• **Given exercise**:
Reproduce all the material exactly, minus any pictures it holds.

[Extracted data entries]
** start **
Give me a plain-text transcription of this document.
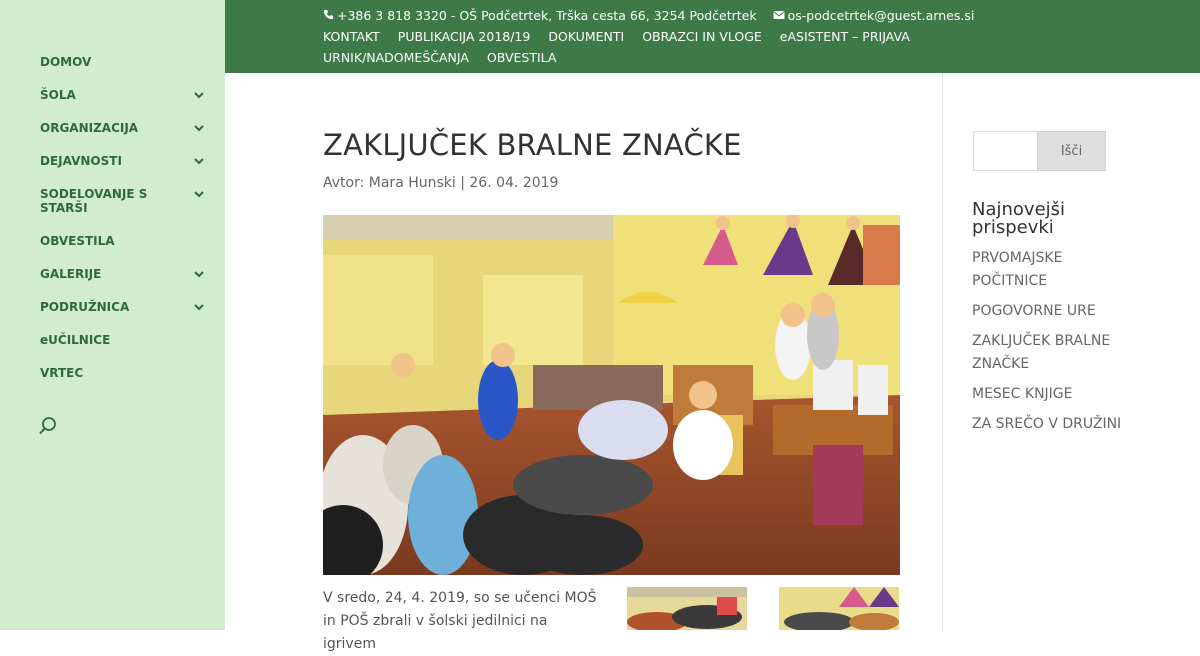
DOMOV
ŠOLA
ORGANIZACIJA
DEJAVNOSTI
SODELOVANJE S STARŠI
OBVESTILA
GALERIJE
PODRUŽNICA
eUČILNICE
VRTEC
+386 3 818 3320 - OŠ Podčetrtek, Trška cesta 66, 3254 Podčetrtek os-podcetrtek@guest.arnes.si
KONTAKT PUBLIKACIJA 2018/19 DOKUMENTI OBRAZCI IN VLOGE eASISTENT – PRIJAVA
URNIK/NADOMEŠČANJA OBVESTILA
ZAKLJUČEK BRALNE ZNAČKE
Avtor: Mara Hunski | 26. 04. 2019

V sredo, 24, 4. 2019, so se učenci MOŠ in POŠ zbrali v šolski jedilnici na igrivem

Išči
Najnovejši prispevki
PRVOMAJSKE POČITNICE
POGOVORNE URE
ZAKLJUČEK BRALNE ZNAČKE
MESEC KNJIGE
ZA SREČO V DRUŽINI
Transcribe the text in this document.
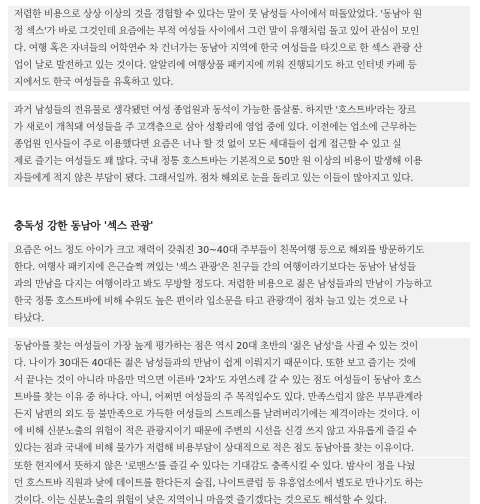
저렴한 비용으로 상상 이상의 것을 경험할 수 있다는 말이 뭇 남성들 사이에서 떠돌았었다. '동남아 원

정 섹스'가 바로 그것인데 요즘에는 부적 여성들 사이에서 그런 말이 유행처럼 돌고 있어 관심이 모인

다. 여행 혹은 자녀들의 어학연수 차 건너가는 동남아 지역에 한국 여성들을 타깃으로 한 섹스 관광 산

업이 날로 발전하고 있는 것이다. 알알리에 여행상품 패키지에 끼워 진행되기도 하고 인터넷 카페 등

지에서도 한국 여성들을 유혹하고 있다.

과거 남성들의 전유물로 생각됐던 여성 종업원과 동석이 가능한 룸살롱. 하지만 '호스트바'라는 장르

가 새로이 개척돼 여성들을 주 고객층으로 삼아 성황리에 영업 중에 있다. 이전에는 업소에 근무하는

종업원 인사들이 주로 이용했다면 요즘은 너나 할 것 없이 모든 세대들이 쉽게 접근할 수 있고 실

제로 즐기는 여성들도 꽤 많다. 국내 정통 호스트바는 기본적으로 50만 원 이상의 비용이 발생해 이용

자들에게 적지 않은 부담이 됐다. 그래서일까. 점차 해외로 눈을 돌리고 있는 이들이 많아지고 있다.

충독성 강한 동남아 '섹스 관광'

요즘은 어느 정도 아이가 크고 재력이 갖춰진 30~40대 주부들이 친목여행 등으로 해외를 방문하기도

한다. 여행사 패키지에 은근슬쩍 껴있는 '섹스 관광'은 친구들 간의 여행이라기보다는 동남아 남성들

과의 만남을 다지는 여행이라고 봐도 무방할 정도다. 저렴한 비용으로 젊은 남성들과의 만남이 가능하고

한국 정통 호스트바에 비해 수위도 높은 편이라 입소문을 타고 관광객이 점차 늘고 있는 것으로 나

타났다.

동남아를 찾는 여성들이 가장 높게 평가하는 점은 역시 20대 초반의 '젊은 남성'을 사귈 수 있는 것이

다. 나이가 30대든 40대든 젊은 남성들과의 만남이 쉽게 이뤄지기 때문이다. 또한 보고 즐기는 것에

서 끝나는 것이 아니라 마음만 먹으면 이른바 '2차'도 자연스레 갈 수 있는 점도 여성들이 동남아 호스

트바를 찾는 이유 중 하나다. 아니, 어쩌면 여성들의 주 목적일수도 있다. 만족스럽지 않은 부부관계라

든지 남편의 외도 등 불만족으로 가득한 여성들의 스트레스를 날려버리기에는 제격이라는 것이다. 이

에 비해 신분노출의 위험이 적은 관광지이기 때문에 주변의 시선을 신경 쓰지 않고 자유롭게 즐길 수

있다는 점과 국내에 비해 물가가 저렴해 비용부담이 상대적으로 적은 점도 동남아를 찾는 이유이다.

또한 현지에서 뜻하지 않은 '로맨스'를 즐길 수 있다는 기대감도 충족시킬 수 있다. 밤사이 정을 나눴

던 호스트바 직원과 낮에 데이트를 한다든지 술집, 나이트클럽 등 유흥업소에서 별도로 만나기도 하는

것이다. 이는 신분노출의 위험이 낮은 지역이니 마음껏 즐기겠다는 것으로도 해석할 수 있다.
** end **
• **Result**:
Give me a plain-text transcription of this document.
DOMOV
ŠOLA
ORGANIZACIJA
DEJAVNOSTI
SODELOVANJE S STARŠI
OBVESTILA
GALERIJE
PODRUŽNICA
eUČILNICE
VRTEC
+386 3 818 3320 - OŠ Podčetrtek, Trška cesta 66, 3254 Podčetrtek os-podcetrtek@guest.arnes.si
KONTAKT PUBLIKACIJA 2018/19 DOKUMENTI OBRAZCI IN VLOGE eASISTENT – PRIJAVA
URNIK/NADOMEŠČANJA OBVESTILA
ZAKLJUČEK BRALNE ZNAČKE
Avtor: Mara Hunski | 26. 04. 2019

V sredo, 24, 4. 2019, so se učenci MOŠ in POŠ zbrali v šolski jedilnici na igrivem

Išči
Najnovejši prispevki
PRVOMAJSKE POČITNICE
POGOVORNE URE
ZAKLJUČEK BRALNE ZNAČKE
MESEC KNJIGE
ZA SREČO V DRUŽINI
Transcribe the text in this document.
저렴한 비용으로 상상 이상의 것을 경험할 수 있다는 말이 뭇 남성들 사이에서 떠돌았었다. '동남아 원

정 섹스'가 바로 그것인데 요즘에는 부적 여성들 사이에서 그런 말이 유행처럼 돌고 있어 관심이 모인

다. 여행 혹은 자녀들의 어학연수 차 건너가는 동남아 지역에 한국 여성들을 타깃으로 한 섹스 관광 산

업이 날로 발전하고 있는 것이다. 알알리에 여행상품 패키지에 끼워 진행되기도 하고 인터넷 카페 등

지에서도 한국 여성들을 유혹하고 있다.

과거 남성들의 전유물로 생각됐던 여성 종업원과 동석이 가능한 룸살롱. 하지만 '호스트바'라는 장르

가 새로이 개척돼 여성들을 주 고객층으로 삼아 성황리에 영업 중에 있다. 이전에는 업소에 근무하는

종업원 인사들이 주로 이용했다면 요즘은 너나 할 것 없이 모든 세대들이 쉽게 접근할 수 있고 실

제로 즐기는 여성들도 꽤 많다. 국내 정통 호스트바는 기본적으로 50만 원 이상의 비용이 발생해 이용

자들에게 적지 않은 부담이 됐다. 그래서일까. 점차 해외로 눈을 돌리고 있는 이들이 많아지고 있다.

충독성 강한 동남아 '섹스 관광'

요즘은 어느 정도 아이가 크고 재력이 갖춰진 30~40대 주부들이 친목여행 등으로 해외를 방문하기도

한다. 여행사 패키지에 은근슬쩍 껴있는 '섹스 관광'은 친구들 간의 여행이라기보다는 동남아 남성들

과의 만남을 다지는 여행이라고 봐도 무방할 정도다. 저렴한 비용으로 젊은 남성들과의 만남이 가능하고

한국 정통 호스트바에 비해 수위도 높은 편이라 입소문을 타고 관광객이 점차 늘고 있는 것으로 나

타났다.

동남아를 찾는 여성들이 가장 높게 평가하는 점은 역시 20대 초반의 '젊은 남성'을 사귈 수 있는 것이

다. 나이가 30대든 40대든 젊은 남성들과의 만남이 쉽게 이뤄지기 때문이다. 또한 보고 즐기는 것에

서 끝나는 것이 아니라 마음만 먹으면 이른바 '2차'도 자연스레 갈 수 있는 점도 여성들이 동남아 호스

트바를 찾는 이유 중 하나다. 아니, 어쩌면 여성들의 주 목적일수도 있다. 만족스럽지 않은 부부관계라

든지 남편의 외도 등 불만족으로 가득한 여성들의 스트레스를 날려버리기에는 제격이라는 것이다. 이

에 비해 신분노출의 위험이 적은 관광지이기 때문에 주변의 시선을 신경 쓰지 않고 자유롭게 즐길 수

있다는 점과 국내에 비해 물가가 저렴해 비용부담이 상대적으로 적은 점도 동남아를 찾는 이유이다.

또한 현지에서 뜻하지 않은 '로맨스'를 즐길 수 있다는 기대감도 충족시킬 수 있다. 밤사이 정을 나눴

던 호스트바 직원과 낮에 데이트를 한다든지 술집, 나이트클럽 등 유흥업소에서 별도로 만나기도 하는

것이다. 이는 신분노출의 위험이 낮은 지역이니 마음껏 즐기겠다는 것으로도 해석할 수 있다.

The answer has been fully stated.